# PROBLEM DETAILS
Reproduce all of the data exactly.

# DATASET EXCERPTS
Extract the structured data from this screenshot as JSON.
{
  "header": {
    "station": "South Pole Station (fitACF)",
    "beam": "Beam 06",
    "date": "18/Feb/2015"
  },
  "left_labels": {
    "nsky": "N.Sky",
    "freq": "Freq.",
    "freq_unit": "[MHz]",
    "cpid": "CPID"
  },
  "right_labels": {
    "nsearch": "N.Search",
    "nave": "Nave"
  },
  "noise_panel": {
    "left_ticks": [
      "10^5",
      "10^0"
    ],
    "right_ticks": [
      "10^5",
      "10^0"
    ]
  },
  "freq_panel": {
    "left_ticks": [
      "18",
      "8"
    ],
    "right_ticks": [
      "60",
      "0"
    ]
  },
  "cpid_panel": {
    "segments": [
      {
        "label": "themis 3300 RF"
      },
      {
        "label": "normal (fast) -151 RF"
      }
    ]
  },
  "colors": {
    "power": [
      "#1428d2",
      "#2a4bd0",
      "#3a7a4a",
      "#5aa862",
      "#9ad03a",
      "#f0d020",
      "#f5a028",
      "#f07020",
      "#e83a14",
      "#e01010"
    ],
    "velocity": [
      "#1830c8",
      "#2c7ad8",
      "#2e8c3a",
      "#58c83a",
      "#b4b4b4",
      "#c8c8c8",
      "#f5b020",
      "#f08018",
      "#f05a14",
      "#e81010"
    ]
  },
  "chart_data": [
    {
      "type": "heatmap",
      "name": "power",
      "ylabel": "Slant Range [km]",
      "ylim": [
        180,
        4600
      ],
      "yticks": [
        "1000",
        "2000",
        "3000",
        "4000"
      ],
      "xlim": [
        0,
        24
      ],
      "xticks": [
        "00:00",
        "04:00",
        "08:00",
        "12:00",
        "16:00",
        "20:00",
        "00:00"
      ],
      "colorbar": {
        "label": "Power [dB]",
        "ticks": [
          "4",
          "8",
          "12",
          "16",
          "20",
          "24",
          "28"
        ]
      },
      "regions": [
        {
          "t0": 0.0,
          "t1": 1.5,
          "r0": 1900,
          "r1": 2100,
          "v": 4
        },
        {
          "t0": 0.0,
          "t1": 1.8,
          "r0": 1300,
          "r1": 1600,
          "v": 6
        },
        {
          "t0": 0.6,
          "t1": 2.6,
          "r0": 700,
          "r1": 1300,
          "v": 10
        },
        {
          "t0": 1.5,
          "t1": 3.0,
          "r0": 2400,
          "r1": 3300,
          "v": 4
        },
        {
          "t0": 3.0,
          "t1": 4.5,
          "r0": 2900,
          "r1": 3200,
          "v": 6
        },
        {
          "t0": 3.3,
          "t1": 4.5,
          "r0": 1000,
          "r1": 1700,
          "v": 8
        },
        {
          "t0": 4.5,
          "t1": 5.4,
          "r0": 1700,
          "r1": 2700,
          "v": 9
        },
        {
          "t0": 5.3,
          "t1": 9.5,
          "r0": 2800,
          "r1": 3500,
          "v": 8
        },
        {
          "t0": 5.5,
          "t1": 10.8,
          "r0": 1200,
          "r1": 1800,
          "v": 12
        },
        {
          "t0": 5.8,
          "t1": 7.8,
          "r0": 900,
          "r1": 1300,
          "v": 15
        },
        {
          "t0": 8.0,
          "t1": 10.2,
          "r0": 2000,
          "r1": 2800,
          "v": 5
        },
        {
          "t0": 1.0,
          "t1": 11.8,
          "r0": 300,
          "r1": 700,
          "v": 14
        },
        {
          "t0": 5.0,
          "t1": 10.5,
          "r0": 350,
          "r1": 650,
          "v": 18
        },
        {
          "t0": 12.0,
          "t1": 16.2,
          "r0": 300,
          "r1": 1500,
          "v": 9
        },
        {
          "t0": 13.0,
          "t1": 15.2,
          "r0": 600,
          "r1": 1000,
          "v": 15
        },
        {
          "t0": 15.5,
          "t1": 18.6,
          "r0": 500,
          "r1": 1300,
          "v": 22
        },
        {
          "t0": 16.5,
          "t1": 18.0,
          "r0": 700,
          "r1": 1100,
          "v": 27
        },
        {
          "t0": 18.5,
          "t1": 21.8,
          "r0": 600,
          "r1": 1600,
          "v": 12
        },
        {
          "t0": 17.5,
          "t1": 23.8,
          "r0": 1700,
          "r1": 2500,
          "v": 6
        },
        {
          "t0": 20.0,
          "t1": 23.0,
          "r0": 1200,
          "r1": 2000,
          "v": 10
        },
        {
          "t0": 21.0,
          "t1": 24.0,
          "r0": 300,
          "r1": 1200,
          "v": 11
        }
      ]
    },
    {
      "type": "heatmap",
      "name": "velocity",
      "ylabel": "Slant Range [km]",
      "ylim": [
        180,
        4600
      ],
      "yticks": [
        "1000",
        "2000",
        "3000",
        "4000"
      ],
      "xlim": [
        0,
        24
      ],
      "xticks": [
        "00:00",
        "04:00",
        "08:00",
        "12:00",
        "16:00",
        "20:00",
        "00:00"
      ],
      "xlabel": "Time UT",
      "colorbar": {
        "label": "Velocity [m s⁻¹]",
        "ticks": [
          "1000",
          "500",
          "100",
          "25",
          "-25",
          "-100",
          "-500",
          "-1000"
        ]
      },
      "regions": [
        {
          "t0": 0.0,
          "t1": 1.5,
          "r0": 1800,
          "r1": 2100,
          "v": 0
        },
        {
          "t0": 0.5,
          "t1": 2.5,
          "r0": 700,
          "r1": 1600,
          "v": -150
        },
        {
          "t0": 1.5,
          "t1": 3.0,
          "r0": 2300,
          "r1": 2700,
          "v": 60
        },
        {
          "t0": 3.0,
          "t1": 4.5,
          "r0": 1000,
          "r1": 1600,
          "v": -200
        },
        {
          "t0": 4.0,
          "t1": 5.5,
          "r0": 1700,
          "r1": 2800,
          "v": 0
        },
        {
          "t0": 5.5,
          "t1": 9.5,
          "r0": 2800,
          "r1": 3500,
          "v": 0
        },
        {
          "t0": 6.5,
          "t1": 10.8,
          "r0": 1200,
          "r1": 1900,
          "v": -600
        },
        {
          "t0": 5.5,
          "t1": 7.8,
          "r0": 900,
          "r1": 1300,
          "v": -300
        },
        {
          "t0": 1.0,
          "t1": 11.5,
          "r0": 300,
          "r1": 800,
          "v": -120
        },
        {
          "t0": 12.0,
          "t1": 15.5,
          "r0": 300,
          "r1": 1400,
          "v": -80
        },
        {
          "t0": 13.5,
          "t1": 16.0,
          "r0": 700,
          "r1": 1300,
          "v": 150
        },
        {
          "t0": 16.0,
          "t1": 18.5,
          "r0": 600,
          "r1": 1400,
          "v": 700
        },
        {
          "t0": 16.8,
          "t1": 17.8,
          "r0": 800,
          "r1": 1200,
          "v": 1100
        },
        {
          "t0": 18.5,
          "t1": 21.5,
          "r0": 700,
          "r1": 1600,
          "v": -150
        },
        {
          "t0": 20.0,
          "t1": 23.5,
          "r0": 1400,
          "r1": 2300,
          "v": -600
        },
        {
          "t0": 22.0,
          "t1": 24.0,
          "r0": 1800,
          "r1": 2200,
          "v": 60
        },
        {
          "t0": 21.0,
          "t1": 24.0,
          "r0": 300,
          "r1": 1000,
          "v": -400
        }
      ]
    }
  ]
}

# COMPLETE RESPONSE
Extract the structured data from this screenshot as JSON.
{
  "header": {
    "station": "South Pole Station (fitACF)",
    "beam": "Beam 06",
    "date": "18/Feb/2015"
  },
  "left_labels": {
    "nsky": "N.Sky",
    "freq": "Freq.",
    "freq_unit": "[MHz]",
    "cpid": "CPID"
  },
  "right_labels": {
    "nsearch": "N.Search",
    "nave": "Nave"
  },
  "noise_panel": {
    "left_ticks": [
      "10^5",
      "10^0"
    ],
    "right_ticks": [
      "10^5",
      "10^0"
    ]
  },
  "freq_panel": {
    "left_ticks": [
      "18",
      "8"
    ],
    "right_ticks": [
      "60",
      "0"
    ]
  },
  "cpid_panel": {
    "segments": [
      {
        "label": "themis 3300 RF"
      },
      {
        "label": "normal (fast) -151 RF"
      }
    ]
  },
  "colors": {
    "power": [
      "#1428d2",
      "#2a4bd0",
      "#3a7a4a",
      "#5aa862",
      "#9ad03a",
      "#f0d020",
      "#f5a028",
      "#f07020",
      "#e83a14",
      "#e01010"
    ],
    "velocity": [
      "#1830c8",
      "#2c7ad8",
      "#2e8c3a",
      "#58c83a",
      "#b4b4b4",
      "#c8c8c8",
      "#f5b020",
      "#f08018",
      "#f05a14",
      "#e81010"
    ]
  },
  "chart_data": [
    {
      "type": "heatmap",
      "name": "power",
      "ylabel": "Slant Range [km]",
      "ylim": [
        180,
        4600
      ],
      "yticks": [
        "1000",
        "2000",
        "3000",
        "4000"
      ],
      "xlim": [
        0,
        24
      ],
      "xticks": [
        "00:00",
        "04:00",
        "08:00",
        "12:00",
        "16:00",
        "20:00",
        "00:00"
      ],
      "colorbar": {
        "label": "Power [dB]",
        "ticks": [
          "4",
          "8",
          "12",
          "16",
          "20",
          "24",
          "28"
        ]
      },
      "regions": [
        {
          "t0": 0.0,
          "t1": 1.5,
          "r0": 1900,
          "r1": 2100,
          "v": 4
        },
        {
          "t0": 0.0,
          "t1": 1.8,
          "r0": 1300,
          "r1": 1600,
          "v": 6
        },
        {
          "t0": 0.6,
          "t1": 2.6,
          "r0": 700,
          "r1": 1300,
          "v": 10
        },
        {
          "t0": 1.5,
          "t1": 3.0,
          "r0": 2400,
          "r1": 3300,
          "v": 4
        },
        {
          "t0": 3.0,
          "t1": 4.5,
          "r0": 2900,
          "r1": 3200,
          "v": 6
        },
        {
          "t0": 3.3,
          "t1": 4.5,
          "r0": 1000,
          "r1": 1700,
          "v": 8
        },
        {
          "t0": 4.5,
          "t1": 5.4,
          "r0": 1700,
          "r1": 2700,
          "v": 9
        },
        {
          "t0": 5.3,
          "t1": 9.5,
          "r0": 2800,
          "r1": 3500,
          "v": 8
        },
        {
          "t0": 5.5,
          "t1": 10.8,
          "r0": 1200,
          "r1": 1800,
          "v": 12
        },
        {
          "t0": 5.8,
          "t1": 7.8,
          "r0": 900,
          "r1": 1300,
          "v": 15
        },
        {
          "t0": 8.0,
          "t1": 10.2,
          "r0": 2000,
          "r1": 2800,
          "v": 5
        },
        {
          "t0": 1.0,
          "t1": 11.8,
          "r0": 300,
          "r1": 700,
          "v": 14
        },
        {
          "t0": 5.0,
          "t1": 10.5,
          "r0": 350,
          "r1": 650,
          "v": 18
        },
        {
          "t0": 12.0,
          "t1": 16.2,
          "r0": 300,
          "r1": 1500,
          "v": 9
        },
        {
          "t0": 13.0,
          "t1": 15.2,
          "r0": 600,
          "r1": 1000,
          "v": 15
        },
        {
          "t0": 15.5,
          "t1": 18.6,
          "r0": 500,
          "r1": 1300,
          "v": 22
        },
        {
          "t0": 16.5,
          "t1": 18.0,
          "r0": 700,
          "r1": 1100,
          "v": 27
        },
        {
          "t0": 18.5,
          "t1": 21.8,
          "r0": 600,
          "r1": 1600,
          "v": 12
        },
        {
          "t0": 17.5,
          "t1": 23.8,
          "r0": 1700,
          "r1": 2500,
          "v": 6
        },
        {
          "t0": 20.0,
          "t1": 23.0,
          "r0": 1200,
          "r1": 2000,
          "v": 10
        },
        {
          "t0": 21.0,
          "t1": 24.0,
          "r0": 300,
          "r1": 1200,
          "v": 11
        }
      ]
    },
    {
      "type": "heatmap",
      "name": "velocity",
      "ylabel": "Slant Range [km]",
      "ylim": [
        180,
        4600
      ],
      "yticks": [
        "1000",
        "2000",
        "3000",
        "4000"
      ],
      "xlim": [
        0,
        24
      ],
      "xticks": [
        "00:00",
        "04:00",
        "08:00",
        "12:00",
        "16:00",
        "20:00",
        "00:00"
      ],
      "xlabel": "Time UT",
      "colorbar": {
        "label": "Velocity [m s⁻¹]",
        "ticks": [
          "1000",
          "500",
          "100",
          "25",
          "-25",
          "-100",
          "-500",
          "-1000"
        ]
      },
      "regions": [
        {
          "t0": 0.0,
          "t1": 1.5,
          "r0": 1800,
          "r1": 2100,
          "v": 0
        },
        {
          "t0": 0.5,
          "t1": 2.5,
          "r0": 700,
          "r1": 1600,
          "v": -150
        },
        {
          "t0": 1.5,
          "t1": 3.0,
          "r0": 2300,
          "r1": 2700,
          "v": 60
        },
        {
          "t0": 3.0,
          "t1": 4.5,
          "r0": 1000,
          "r1": 1600,
          "v": -200
        },
        {
          "t0": 4.0,
          "t1": 5.5,
          "r0": 1700,
          "r1": 2800,
          "v": 0
        },
        {
          "t0": 5.5,
          "t1": 9.5,
          "r0": 2800,
          "r1": 3500,
          "v": 0
        },
        {
          "t0": 6.5,
          "t1": 10.8,
          "r0": 1200,
          "r1": 1900,
          "v": -600
        },
        {
          "t0": 5.5,
          "t1": 7.8,
          "r0": 900,
          "r1": 1300,
          "v": -300
        },
        {
          "t0": 1.0,
          "t1": 11.5,
          "r0": 300,
          "r1": 800,
          "v": -120
        },
        {
          "t0": 12.0,
          "t1": 15.5,
          "r0": 300,
          "r1": 1400,
          "v": -80
        },
        {
          "t0": 13.5,
          "t1": 16.0,
          "r0": 700,
          "r1": 1300,
          "v": 150
        },
        {
          "t0": 16.0,
          "t1": 18.5,
          "r0": 600,
          "r1": 1400,
          "v": 700
        },
        {
          "t0": 16.8,
          "t1": 17.8,
          "r0": 800,
          "r1": 1200,
          "v": 1100
        },
        {
          "t0": 18.5,
          "t1": 21.5,
          "r0": 700,
          "r1": 1600,
          "v": -150
        },
        {
          "t0": 20.0,
          "t1": 23.5,
          "r0": 1400,
          "r1": 2300,
          "v": -600
        },
        {
          "t0": 22.0,
          "t1": 24.0,
          "r0": 1800,
          "r1": 2200,
          "v": 60
        },
        {
          "t0": 21.0,
          "t1": 24.0,
          "r0": 300,
          "r1": 1000,
          "v": -400
        }
      ]
    }
  ]
}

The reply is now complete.